PROMPT: Where a line in the listing contains the string "console", copy that line out.

Stored entries:

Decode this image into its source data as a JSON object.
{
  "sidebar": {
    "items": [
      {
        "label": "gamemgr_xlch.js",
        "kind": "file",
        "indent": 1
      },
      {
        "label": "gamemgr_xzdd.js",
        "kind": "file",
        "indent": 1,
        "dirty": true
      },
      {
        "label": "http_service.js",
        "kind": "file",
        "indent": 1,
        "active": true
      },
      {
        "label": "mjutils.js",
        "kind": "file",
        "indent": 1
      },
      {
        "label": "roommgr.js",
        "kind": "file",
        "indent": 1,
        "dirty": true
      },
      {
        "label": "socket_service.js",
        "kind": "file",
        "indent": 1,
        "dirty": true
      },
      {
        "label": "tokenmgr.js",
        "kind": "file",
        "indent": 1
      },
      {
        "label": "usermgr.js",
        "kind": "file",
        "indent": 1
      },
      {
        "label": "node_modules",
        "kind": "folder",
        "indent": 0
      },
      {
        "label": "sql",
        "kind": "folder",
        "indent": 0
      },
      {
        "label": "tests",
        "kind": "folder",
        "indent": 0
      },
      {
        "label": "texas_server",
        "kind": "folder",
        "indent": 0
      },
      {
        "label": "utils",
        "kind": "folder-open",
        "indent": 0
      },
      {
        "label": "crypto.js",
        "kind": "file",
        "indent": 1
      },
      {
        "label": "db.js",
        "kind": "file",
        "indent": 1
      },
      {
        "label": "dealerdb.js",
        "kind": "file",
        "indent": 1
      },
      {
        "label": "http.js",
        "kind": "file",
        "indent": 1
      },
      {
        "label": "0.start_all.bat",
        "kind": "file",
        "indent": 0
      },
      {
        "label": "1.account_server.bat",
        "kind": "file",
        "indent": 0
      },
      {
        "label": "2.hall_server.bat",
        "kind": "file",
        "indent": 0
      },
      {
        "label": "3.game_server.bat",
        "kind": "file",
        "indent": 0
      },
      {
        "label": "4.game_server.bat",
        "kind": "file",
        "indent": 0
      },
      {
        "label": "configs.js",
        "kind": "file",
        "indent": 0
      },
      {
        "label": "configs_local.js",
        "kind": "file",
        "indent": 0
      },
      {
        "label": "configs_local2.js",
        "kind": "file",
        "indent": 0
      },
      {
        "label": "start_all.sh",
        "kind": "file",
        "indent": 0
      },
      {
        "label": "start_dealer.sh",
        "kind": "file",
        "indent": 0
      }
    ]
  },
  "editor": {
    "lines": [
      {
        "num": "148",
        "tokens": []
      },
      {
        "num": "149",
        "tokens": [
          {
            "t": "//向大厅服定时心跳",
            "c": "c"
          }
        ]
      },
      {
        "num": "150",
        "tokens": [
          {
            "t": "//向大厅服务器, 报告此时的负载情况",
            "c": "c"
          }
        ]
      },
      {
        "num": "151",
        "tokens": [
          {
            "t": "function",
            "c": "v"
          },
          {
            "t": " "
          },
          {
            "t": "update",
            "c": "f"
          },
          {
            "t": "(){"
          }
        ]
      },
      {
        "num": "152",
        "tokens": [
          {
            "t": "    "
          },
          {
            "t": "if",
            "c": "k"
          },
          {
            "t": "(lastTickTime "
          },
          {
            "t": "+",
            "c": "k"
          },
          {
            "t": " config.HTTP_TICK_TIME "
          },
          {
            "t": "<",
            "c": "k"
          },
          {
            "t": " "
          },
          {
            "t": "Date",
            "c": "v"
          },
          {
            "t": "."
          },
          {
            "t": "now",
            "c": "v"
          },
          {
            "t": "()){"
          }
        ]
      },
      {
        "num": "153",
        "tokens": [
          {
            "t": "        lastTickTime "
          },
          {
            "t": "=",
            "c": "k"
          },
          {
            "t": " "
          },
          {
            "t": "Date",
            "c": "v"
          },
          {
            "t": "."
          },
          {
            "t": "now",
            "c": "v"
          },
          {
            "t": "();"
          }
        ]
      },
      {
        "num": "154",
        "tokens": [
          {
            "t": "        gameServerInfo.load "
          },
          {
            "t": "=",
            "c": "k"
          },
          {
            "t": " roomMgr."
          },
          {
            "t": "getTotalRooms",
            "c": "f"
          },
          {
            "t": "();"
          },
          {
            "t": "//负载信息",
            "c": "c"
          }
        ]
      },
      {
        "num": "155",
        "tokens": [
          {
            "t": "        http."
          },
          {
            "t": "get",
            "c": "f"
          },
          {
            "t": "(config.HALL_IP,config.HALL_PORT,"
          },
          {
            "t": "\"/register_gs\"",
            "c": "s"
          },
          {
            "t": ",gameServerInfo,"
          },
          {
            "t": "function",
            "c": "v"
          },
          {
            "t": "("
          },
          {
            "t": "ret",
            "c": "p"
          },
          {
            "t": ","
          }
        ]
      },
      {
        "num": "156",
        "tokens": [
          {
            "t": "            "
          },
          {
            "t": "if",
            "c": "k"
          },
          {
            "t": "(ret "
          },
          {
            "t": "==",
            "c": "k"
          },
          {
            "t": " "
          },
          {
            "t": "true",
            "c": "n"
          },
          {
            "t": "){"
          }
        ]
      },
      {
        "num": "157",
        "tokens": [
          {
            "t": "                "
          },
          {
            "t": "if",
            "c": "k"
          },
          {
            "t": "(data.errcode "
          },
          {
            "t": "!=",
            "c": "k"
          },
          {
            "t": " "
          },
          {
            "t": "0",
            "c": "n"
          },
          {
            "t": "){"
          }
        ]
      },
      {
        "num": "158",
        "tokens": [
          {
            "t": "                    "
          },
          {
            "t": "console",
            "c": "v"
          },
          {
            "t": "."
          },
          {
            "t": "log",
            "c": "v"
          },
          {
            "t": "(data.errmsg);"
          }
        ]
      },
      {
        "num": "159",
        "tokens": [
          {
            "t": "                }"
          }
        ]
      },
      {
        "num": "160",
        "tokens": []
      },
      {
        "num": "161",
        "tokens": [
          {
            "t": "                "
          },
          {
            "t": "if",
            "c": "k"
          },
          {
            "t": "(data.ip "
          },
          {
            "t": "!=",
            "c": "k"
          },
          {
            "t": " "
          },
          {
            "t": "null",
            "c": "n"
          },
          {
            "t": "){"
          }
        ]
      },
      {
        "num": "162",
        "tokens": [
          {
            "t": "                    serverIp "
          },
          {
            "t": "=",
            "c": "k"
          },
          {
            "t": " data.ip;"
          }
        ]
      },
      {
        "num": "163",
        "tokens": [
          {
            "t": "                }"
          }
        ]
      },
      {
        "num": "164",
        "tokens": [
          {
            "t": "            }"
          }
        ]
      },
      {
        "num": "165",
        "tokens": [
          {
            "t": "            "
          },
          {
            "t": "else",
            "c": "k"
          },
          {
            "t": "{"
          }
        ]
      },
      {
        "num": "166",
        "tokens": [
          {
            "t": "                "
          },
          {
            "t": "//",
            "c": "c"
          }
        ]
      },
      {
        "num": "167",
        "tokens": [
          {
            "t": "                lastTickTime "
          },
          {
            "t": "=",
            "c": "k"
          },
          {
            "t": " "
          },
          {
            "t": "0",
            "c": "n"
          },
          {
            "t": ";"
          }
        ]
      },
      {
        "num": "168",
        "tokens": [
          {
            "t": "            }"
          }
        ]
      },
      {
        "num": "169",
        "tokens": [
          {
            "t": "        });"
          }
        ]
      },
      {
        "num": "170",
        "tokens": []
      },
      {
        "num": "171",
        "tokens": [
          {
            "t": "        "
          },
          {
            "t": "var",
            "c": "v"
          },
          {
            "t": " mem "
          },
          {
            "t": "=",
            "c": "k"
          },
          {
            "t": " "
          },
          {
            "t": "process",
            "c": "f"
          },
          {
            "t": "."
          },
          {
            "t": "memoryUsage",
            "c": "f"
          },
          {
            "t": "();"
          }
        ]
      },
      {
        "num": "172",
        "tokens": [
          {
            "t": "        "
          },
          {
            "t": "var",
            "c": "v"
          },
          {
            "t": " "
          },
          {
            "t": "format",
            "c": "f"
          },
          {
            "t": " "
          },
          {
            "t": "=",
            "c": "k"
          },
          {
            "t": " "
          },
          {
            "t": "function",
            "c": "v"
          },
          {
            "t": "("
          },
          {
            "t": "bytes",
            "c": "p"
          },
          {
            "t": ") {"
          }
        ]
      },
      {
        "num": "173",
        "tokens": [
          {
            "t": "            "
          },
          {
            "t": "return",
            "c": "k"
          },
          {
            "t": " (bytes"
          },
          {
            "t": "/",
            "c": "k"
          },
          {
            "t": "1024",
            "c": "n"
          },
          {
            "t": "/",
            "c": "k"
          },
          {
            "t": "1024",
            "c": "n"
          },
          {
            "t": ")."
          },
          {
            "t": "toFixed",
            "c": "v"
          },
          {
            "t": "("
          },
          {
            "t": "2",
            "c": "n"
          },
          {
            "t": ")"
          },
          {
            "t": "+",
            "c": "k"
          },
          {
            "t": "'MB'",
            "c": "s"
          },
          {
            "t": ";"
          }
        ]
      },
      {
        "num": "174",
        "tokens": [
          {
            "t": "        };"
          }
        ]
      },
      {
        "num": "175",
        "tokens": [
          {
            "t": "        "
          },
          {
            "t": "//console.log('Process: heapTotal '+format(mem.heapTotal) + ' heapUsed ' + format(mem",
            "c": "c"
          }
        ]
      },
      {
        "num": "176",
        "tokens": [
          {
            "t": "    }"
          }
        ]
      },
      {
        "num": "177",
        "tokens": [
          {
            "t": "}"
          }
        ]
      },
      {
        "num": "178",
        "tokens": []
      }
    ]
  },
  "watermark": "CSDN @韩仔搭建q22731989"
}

WRITTEN REPLY:
            "t": "console",
            "t": "//console.log('Process: heapTotal '+format(mem.heapTotal) + ' heapUsed ' + format(mem",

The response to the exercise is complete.